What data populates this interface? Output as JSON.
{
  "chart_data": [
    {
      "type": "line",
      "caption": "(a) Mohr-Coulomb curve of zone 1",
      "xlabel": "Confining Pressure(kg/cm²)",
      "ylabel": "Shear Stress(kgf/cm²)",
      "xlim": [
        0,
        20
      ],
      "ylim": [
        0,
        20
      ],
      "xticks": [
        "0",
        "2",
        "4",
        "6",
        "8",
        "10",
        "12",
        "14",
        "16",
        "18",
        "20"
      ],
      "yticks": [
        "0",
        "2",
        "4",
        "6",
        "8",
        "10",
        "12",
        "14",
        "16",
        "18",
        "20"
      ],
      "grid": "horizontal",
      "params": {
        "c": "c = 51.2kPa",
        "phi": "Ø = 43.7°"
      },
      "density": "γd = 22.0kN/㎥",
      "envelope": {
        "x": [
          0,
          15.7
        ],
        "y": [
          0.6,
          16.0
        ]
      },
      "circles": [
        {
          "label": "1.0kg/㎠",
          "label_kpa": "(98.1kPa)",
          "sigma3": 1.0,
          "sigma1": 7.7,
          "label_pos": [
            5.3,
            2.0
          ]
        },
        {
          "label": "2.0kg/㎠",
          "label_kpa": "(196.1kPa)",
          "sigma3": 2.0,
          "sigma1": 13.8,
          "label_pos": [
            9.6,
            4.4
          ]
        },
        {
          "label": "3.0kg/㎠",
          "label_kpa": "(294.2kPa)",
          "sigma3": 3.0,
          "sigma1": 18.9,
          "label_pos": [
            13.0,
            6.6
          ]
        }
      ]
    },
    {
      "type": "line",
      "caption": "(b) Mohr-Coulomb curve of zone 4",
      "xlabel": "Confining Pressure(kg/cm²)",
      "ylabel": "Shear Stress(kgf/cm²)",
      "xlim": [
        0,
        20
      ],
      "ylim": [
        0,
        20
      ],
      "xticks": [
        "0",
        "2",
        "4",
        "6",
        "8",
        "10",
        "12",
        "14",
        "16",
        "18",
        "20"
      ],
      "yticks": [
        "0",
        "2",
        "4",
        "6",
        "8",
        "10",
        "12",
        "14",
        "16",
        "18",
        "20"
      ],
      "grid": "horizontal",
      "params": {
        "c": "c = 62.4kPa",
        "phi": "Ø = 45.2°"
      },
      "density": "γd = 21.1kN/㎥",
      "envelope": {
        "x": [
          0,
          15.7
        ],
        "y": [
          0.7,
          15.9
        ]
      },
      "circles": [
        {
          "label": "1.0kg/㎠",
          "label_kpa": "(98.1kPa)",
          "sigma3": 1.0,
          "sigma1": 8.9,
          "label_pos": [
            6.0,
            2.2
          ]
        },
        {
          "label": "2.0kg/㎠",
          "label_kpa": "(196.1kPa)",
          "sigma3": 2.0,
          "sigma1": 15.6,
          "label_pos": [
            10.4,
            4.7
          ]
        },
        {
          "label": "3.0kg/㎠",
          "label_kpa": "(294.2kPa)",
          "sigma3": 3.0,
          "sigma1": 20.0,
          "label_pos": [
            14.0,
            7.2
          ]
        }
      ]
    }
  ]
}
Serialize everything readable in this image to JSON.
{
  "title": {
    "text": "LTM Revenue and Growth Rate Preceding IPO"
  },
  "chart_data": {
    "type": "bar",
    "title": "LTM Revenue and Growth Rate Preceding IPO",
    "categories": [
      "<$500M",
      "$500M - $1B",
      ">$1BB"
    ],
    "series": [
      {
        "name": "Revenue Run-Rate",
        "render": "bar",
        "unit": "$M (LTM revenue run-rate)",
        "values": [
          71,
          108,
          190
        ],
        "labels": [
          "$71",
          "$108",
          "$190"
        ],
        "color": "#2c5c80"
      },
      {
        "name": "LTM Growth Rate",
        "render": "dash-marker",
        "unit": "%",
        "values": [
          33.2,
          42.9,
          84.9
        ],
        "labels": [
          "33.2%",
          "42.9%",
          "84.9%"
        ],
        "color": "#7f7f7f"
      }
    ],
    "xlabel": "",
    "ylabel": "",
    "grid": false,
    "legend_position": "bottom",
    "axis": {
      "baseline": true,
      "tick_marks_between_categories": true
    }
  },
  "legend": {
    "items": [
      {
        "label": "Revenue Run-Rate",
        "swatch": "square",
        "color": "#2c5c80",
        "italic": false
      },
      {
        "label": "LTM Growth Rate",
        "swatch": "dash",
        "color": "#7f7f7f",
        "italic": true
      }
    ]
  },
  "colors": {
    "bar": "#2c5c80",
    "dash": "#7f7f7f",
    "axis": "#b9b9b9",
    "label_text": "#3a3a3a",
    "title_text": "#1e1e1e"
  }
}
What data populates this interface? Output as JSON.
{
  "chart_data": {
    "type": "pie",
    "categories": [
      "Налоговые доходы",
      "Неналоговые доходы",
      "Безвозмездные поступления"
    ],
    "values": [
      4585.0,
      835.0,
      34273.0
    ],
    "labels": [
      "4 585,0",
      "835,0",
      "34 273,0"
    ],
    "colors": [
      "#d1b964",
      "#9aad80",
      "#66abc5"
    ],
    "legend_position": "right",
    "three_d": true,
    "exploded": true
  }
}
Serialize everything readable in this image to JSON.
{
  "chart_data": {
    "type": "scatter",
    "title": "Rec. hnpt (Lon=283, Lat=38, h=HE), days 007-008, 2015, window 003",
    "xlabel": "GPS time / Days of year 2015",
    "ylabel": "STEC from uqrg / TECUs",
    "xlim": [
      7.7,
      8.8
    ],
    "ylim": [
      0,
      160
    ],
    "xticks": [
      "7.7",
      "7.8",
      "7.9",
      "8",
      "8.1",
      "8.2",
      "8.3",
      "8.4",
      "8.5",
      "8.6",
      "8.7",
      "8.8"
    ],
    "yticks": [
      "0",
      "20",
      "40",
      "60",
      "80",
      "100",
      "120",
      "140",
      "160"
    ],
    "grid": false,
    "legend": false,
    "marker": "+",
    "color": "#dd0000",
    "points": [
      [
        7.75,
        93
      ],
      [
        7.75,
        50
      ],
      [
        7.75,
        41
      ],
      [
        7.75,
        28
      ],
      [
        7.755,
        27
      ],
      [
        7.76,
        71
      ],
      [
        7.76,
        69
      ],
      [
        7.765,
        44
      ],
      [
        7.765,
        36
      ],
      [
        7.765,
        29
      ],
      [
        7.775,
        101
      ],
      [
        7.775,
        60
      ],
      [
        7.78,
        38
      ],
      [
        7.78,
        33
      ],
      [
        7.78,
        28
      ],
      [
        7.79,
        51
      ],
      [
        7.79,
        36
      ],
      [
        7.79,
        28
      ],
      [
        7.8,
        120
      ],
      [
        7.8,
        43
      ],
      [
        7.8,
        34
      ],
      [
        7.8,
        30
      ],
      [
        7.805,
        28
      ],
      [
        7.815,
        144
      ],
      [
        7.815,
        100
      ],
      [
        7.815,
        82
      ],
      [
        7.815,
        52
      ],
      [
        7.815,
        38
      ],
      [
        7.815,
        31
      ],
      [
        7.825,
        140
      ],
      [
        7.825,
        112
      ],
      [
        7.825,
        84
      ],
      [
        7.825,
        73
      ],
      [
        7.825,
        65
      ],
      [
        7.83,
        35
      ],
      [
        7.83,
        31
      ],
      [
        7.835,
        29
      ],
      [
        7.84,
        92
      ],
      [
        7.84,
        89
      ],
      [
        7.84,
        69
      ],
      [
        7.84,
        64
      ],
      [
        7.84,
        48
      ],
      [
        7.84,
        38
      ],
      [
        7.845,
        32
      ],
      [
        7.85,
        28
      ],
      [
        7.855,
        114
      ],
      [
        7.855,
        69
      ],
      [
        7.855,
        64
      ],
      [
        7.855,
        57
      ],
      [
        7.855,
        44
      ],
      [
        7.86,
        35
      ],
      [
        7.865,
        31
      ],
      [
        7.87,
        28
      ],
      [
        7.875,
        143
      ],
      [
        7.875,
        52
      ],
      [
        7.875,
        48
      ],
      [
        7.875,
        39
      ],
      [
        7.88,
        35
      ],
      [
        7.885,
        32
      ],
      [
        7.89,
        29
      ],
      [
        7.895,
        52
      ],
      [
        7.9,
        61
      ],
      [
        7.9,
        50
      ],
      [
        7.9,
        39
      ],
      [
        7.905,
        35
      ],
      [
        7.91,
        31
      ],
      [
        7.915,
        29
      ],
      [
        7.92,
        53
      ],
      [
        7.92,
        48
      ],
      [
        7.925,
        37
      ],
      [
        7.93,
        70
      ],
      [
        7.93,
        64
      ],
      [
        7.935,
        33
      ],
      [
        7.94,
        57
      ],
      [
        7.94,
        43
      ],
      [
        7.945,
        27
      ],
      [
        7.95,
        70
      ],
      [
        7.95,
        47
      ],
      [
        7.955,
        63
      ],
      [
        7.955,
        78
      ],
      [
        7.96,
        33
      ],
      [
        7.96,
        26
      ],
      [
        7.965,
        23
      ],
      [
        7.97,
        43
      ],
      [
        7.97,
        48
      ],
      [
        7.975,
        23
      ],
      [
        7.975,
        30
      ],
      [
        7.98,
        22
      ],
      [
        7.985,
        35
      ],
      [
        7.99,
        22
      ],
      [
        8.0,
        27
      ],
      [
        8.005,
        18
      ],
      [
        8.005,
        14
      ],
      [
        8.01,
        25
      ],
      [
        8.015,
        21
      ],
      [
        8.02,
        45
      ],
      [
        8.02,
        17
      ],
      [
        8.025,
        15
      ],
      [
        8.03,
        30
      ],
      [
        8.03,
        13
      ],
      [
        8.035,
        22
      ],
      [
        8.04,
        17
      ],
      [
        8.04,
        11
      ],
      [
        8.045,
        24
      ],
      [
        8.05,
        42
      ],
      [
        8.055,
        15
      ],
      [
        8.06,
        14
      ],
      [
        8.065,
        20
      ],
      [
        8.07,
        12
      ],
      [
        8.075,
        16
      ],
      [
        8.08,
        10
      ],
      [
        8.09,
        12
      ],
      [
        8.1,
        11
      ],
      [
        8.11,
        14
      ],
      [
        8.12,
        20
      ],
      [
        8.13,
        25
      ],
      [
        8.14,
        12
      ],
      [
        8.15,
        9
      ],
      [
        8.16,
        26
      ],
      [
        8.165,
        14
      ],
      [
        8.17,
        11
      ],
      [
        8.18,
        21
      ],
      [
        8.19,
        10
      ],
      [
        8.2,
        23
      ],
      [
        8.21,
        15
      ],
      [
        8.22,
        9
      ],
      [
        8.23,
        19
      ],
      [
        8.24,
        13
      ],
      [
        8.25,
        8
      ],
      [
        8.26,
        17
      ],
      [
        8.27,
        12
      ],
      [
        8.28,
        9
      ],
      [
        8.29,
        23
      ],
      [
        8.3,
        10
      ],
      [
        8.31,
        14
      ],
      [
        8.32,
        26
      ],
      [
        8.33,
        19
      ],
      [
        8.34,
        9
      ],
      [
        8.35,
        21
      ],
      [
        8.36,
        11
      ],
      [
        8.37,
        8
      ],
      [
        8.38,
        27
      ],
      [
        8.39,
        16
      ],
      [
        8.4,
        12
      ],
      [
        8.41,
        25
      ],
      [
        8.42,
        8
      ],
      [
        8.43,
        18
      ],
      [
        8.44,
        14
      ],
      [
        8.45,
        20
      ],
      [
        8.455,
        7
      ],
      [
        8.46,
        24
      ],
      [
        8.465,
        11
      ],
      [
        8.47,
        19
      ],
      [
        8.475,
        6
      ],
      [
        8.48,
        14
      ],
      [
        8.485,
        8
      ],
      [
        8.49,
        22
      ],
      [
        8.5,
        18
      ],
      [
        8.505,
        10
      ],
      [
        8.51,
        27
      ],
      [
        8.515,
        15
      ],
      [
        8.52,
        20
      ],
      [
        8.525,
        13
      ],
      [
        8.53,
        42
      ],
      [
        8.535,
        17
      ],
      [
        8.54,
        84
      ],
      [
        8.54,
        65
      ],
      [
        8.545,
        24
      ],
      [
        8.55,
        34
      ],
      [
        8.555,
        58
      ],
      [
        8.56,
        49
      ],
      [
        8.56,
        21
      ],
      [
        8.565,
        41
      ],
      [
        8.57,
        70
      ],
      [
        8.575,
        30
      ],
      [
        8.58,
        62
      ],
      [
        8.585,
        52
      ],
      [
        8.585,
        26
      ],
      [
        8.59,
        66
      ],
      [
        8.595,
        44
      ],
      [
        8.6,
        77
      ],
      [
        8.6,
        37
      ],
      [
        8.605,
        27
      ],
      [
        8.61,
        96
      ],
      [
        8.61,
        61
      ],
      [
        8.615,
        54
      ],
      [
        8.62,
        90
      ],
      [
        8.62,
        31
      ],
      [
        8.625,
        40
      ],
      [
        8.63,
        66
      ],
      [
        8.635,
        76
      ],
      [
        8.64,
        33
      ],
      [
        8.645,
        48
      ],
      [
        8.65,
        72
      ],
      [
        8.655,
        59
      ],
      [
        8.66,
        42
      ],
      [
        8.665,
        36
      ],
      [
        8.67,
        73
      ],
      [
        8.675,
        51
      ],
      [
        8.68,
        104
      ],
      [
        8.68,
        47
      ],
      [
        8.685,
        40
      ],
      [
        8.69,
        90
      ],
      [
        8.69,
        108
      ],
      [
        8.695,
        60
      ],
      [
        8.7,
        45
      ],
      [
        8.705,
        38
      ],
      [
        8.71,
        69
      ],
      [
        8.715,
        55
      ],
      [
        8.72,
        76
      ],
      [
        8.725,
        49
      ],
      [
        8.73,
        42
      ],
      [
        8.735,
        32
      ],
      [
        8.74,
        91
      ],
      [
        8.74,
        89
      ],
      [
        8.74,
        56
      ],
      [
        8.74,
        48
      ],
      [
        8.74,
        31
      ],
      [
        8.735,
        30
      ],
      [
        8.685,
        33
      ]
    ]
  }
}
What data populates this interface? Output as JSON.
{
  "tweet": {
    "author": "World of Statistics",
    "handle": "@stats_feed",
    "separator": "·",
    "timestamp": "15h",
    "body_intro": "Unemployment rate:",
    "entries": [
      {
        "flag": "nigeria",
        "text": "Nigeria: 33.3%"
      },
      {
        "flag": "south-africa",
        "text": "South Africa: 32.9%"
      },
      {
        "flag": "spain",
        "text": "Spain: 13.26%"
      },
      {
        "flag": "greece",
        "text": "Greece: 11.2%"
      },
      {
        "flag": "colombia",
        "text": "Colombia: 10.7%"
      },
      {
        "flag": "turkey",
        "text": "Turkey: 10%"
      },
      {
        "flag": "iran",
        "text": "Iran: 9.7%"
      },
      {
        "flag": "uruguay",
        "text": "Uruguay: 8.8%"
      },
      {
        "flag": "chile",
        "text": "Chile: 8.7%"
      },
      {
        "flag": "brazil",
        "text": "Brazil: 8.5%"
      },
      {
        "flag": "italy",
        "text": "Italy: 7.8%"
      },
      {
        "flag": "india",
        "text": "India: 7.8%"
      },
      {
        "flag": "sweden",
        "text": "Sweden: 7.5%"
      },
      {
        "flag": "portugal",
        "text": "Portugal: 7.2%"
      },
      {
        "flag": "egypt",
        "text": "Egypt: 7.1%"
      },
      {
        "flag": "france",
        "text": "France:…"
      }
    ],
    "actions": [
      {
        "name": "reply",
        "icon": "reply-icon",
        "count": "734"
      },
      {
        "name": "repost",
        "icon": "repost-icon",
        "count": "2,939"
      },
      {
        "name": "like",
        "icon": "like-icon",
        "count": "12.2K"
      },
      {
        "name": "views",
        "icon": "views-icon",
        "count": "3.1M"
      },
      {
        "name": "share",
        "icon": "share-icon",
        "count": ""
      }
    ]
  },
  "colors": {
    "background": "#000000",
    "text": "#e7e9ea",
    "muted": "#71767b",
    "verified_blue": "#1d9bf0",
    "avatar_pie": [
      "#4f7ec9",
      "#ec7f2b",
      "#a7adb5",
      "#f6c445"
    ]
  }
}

__________________________________________________

EXERCISE DIRECTIONS: Show the lines of the records that contain the word "name".

TASK ANSWER:
        "name": "Revenue Run-Rate",
        "name": "LTM Growth Rate",
        "name": "reply",
        "name": "repost",
        "name": "like",
        "name": "views",
        "name": "share",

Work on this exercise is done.